**Task requirements**
In the data, extract each line that holds the string "peak".

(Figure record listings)
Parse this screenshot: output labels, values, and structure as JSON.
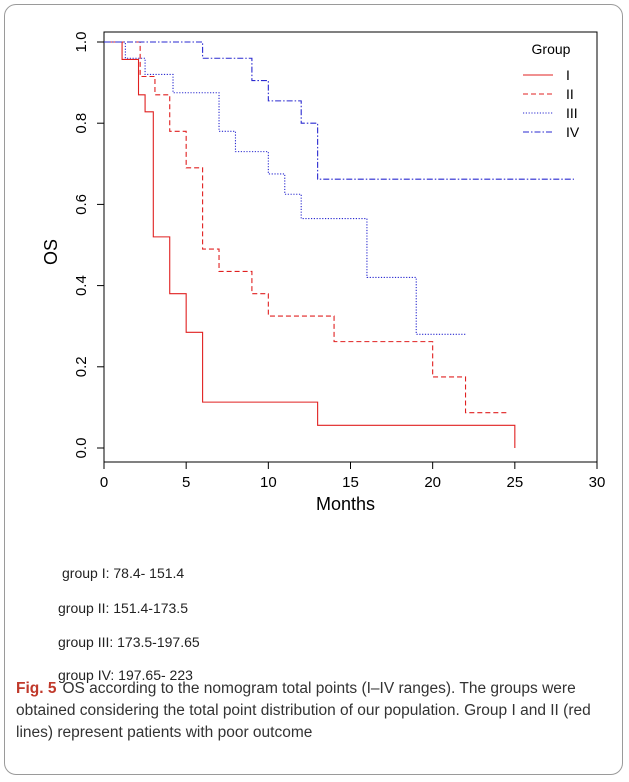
{
  "chart_data": {
    "type": "line",
    "step": true,
    "xlabel": "Months",
    "ylabel": "OS",
    "xlim": [
      0,
      30
    ],
    "ylim": [
      0,
      1.0
    ],
    "xticks": [
      0,
      5,
      10,
      15,
      20,
      25,
      30
    ],
    "yticks": [
      0.0,
      0.2,
      0.4,
      0.6,
      0.8,
      1.0
    ],
    "ytick_labels": [
      "0.0",
      "0.2",
      "0.4",
      "0.6",
      "0.8",
      "1.0"
    ],
    "legend": {
      "title": "Group",
      "placement": "top-right"
    },
    "series": [
      {
        "name": "I",
        "color": "#e02020",
        "dash": "solid",
        "x": [
          0,
          1.1,
          2.1,
          2.5,
          3.0,
          4.0,
          5.0,
          6.0,
          13.0,
          25.0,
          25.0
        ],
        "y": [
          1.0,
          0.957,
          0.87,
          0.828,
          0.52,
          0.38,
          0.285,
          0.113,
          0.056,
          0.056,
          0.0
        ]
      },
      {
        "name": "II",
        "color": "#e02020",
        "dash": "dashed",
        "x": [
          0,
          2.2,
          3.1,
          4.0,
          5.0,
          6.0,
          7.0,
          9.0,
          10.0,
          14.0,
          20.0,
          22.0,
          24.5
        ],
        "y": [
          1.0,
          0.915,
          0.87,
          0.78,
          0.69,
          0.49,
          0.435,
          0.38,
          0.325,
          0.262,
          0.175,
          0.087,
          0.087
        ]
      },
      {
        "name": "III",
        "color": "#2a2ad0",
        "dash": "dotted",
        "x": [
          0,
          1.3,
          2.5,
          4.2,
          7.0,
          8.0,
          10.0,
          11.0,
          12.0,
          16.0,
          19.0,
          22.0
        ],
        "y": [
          1.0,
          0.96,
          0.92,
          0.875,
          0.78,
          0.73,
          0.675,
          0.625,
          0.565,
          0.42,
          0.28,
          0.28
        ]
      },
      {
        "name": "IV",
        "color": "#2a2ad0",
        "dash": "dashdot",
        "x": [
          0,
          6.0,
          9.0,
          10.0,
          12.0,
          13.0,
          28.6
        ],
        "y": [
          1.0,
          0.96,
          0.905,
          0.855,
          0.8,
          0.662,
          0.662
        ]
      }
    ]
  },
  "groups": [
    {
      "text": "group I: 78.4- 151.4"
    },
    {
      "text": "group II: 151.4-173.5"
    },
    {
      "text": "group III: 173.5-197.65"
    },
    {
      "text": "group IV: 197.65- 223"
    }
  ],
  "caption": {
    "label": "Fig. 5",
    "text": "OS according to the nomogram total points (I–IV ranges). The groups were obtained considering the total point distribution of our population. Group I and II (red lines) represent patients with poor outcome"
  }
}
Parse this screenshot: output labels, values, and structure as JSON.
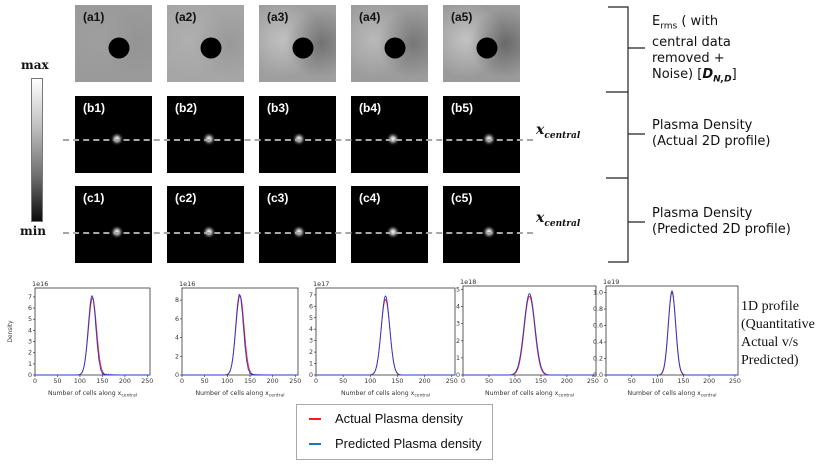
{
  "grid": {
    "row_a": [
      {
        "label": "(a1)",
        "tone": "#9a9a9a",
        "lobe": 0.05
      },
      {
        "label": "(a2)",
        "tone": "#a6a6a6",
        "lobe": 0.1
      },
      {
        "label": "(a3)",
        "tone": "#9e9e9e",
        "lobe": 0.35
      },
      {
        "label": "(a4)",
        "tone": "#9c9c9c",
        "lobe": 0.3
      },
      {
        "label": "(a5)",
        "tone": "#9a9a9a",
        "lobe": 0.4
      }
    ],
    "row_b": [
      {
        "label": "(b1)"
      },
      {
        "label": "(b2)"
      },
      {
        "label": "(b3)"
      },
      {
        "label": "(b4)"
      },
      {
        "label": "(b5)"
      }
    ],
    "row_c": [
      {
        "label": "(c1)"
      },
      {
        "label": "(c2)"
      },
      {
        "label": "(c3)"
      },
      {
        "label": "(c4)"
      },
      {
        "label": "(c5)"
      }
    ]
  },
  "colorbar": {
    "max": "max",
    "min": "min"
  },
  "xcentral": {
    "base": "x",
    "sub": "central"
  },
  "right_labels": {
    "erms": {
      "base": "E",
      "sub": "rms",
      "line1_rest": " ( with",
      "line2": "central data",
      "line3": "removed +",
      "line4_prefix": "Noise) [",
      "d_base": "D",
      "d_sub": "N,D",
      "line4_suffix": "]"
    },
    "actual": {
      "line1": "Plasma  Density",
      "line2": "(Actual 2D profile)"
    },
    "predicted": {
      "line1": "Plasma  Density",
      "line2": "(Predicted 2D profile)"
    }
  },
  "profile_label": {
    "line1": "1D profile",
    "line2": "(Quantitative",
    "line3": "Actual v/s",
    "line4": "Predicted)"
  },
  "legend": {
    "actual": {
      "label": "Actual Plasma density",
      "color": "#ff1a1a"
    },
    "predicted": {
      "label": "Predicted  Plasma density",
      "color": "#1f77b4"
    }
  },
  "chart_data": [
    {
      "type": "line",
      "x_tick_labels": [
        "0",
        "50",
        "100",
        "150",
        "200",
        "250"
      ],
      "y_tick_labels": [
        "0",
        "1",
        "2",
        "3",
        "4",
        "5",
        "6",
        "7"
      ],
      "scale_label": "1e16",
      "ylabel": "Density",
      "xlabel_base": "Number of cells along x",
      "xlabel_sub": "central",
      "xlim": [
        0,
        256
      ],
      "ylim": [
        0,
        7.8
      ],
      "series": [
        {
          "name": "Actual Plasma density",
          "color": "#ff1a1a",
          "peak": 6.9,
          "center": 128,
          "width": 9
        },
        {
          "name": "Predicted  Plasma density",
          "color": "#1f3cd6",
          "peak": 7.1,
          "center": 127,
          "width": 8.5,
          "noise": true
        }
      ]
    },
    {
      "type": "line",
      "x_tick_labels": [
        "0",
        "50",
        "100",
        "150",
        "200",
        "250"
      ],
      "y_tick_labels": [
        "0",
        "2",
        "4",
        "6",
        "8"
      ],
      "scale_label": "1e16",
      "ylabel": "",
      "xlabel_base": "Number of cells along x",
      "xlabel_sub": "central",
      "xlim": [
        0,
        256
      ],
      "ylim": [
        0,
        9.3
      ],
      "series": [
        {
          "name": "Actual Plasma density",
          "color": "#ff1a1a",
          "peak": 8.5,
          "center": 128,
          "width": 9
        },
        {
          "name": "Predicted  Plasma density",
          "color": "#1f3cd6",
          "peak": 8.6,
          "center": 127,
          "width": 8.5,
          "noise": true
        }
      ]
    },
    {
      "type": "line",
      "x_tick_labels": [
        "0",
        "50",
        "100",
        "150",
        "200",
        "250"
      ],
      "y_tick_labels": [
        "0",
        "1",
        "2",
        "3",
        "4",
        "5",
        "6",
        "7"
      ],
      "scale_label": "1e17",
      "ylabel": "",
      "xlabel_base": "Number of cells along x",
      "xlabel_sub": "central",
      "xlim": [
        0,
        256
      ],
      "ylim": [
        0,
        7.6
      ],
      "series": [
        {
          "name": "Actual Plasma density",
          "color": "#ff1a1a",
          "peak": 6.6,
          "center": 128,
          "width": 8
        },
        {
          "name": "Predicted  Plasma density",
          "color": "#1f3cd6",
          "peak": 6.9,
          "center": 128,
          "width": 7.8
        }
      ]
    },
    {
      "type": "line",
      "x_tick_labels": [
        "0",
        "50",
        "100",
        "150",
        "200",
        "250"
      ],
      "y_tick_labels": [
        "0",
        "1",
        "2",
        "3",
        "4",
        "5"
      ],
      "scale_label": "1e18",
      "ylabel": "",
      "xlabel_base": "Number of cells along x",
      "xlabel_sub": "central",
      "xlim": [
        0,
        256
      ],
      "ylim": [
        0,
        5.2
      ],
      "series": [
        {
          "name": "Actual Plasma density",
          "color": "#ff1a1a",
          "peak": 4.6,
          "center": 128,
          "width": 10
        },
        {
          "name": "Predicted  Plasma density",
          "color": "#1f3cd6",
          "peak": 4.75,
          "center": 128,
          "width": 10.5
        }
      ]
    },
    {
      "type": "line",
      "x_tick_labels": [
        "0",
        "50",
        "100",
        "150",
        "200",
        "250"
      ],
      "y_tick_labels": [
        "0.0",
        "0.2",
        "0.4",
        "0.6",
        "0.8",
        "1.0"
      ],
      "scale_label": "1e19",
      "ylabel": "",
      "xlabel_base": "Number of cells along x",
      "xlabel_sub": "central",
      "xlim": [
        0,
        256
      ],
      "ylim": [
        0,
        1.08
      ],
      "series": [
        {
          "name": "Actual Plasma density",
          "color": "#ff1a1a",
          "peak": 1.0,
          "center": 128,
          "width": 7
        },
        {
          "name": "Predicted  Plasma density",
          "color": "#1f3cd6",
          "peak": 1.02,
          "center": 128,
          "width": 7.2
        }
      ]
    }
  ]
}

**Task solution**
          "peak": 6.9,
          "peak": 7.1,
          "peak": 8.5,
          "peak": 8.6,
          "peak": 6.6,
          "peak": 6.9,
          "peak": 4.6,
          "peak": 4.75,
          "peak": 1.0,
          "peak": 1.02,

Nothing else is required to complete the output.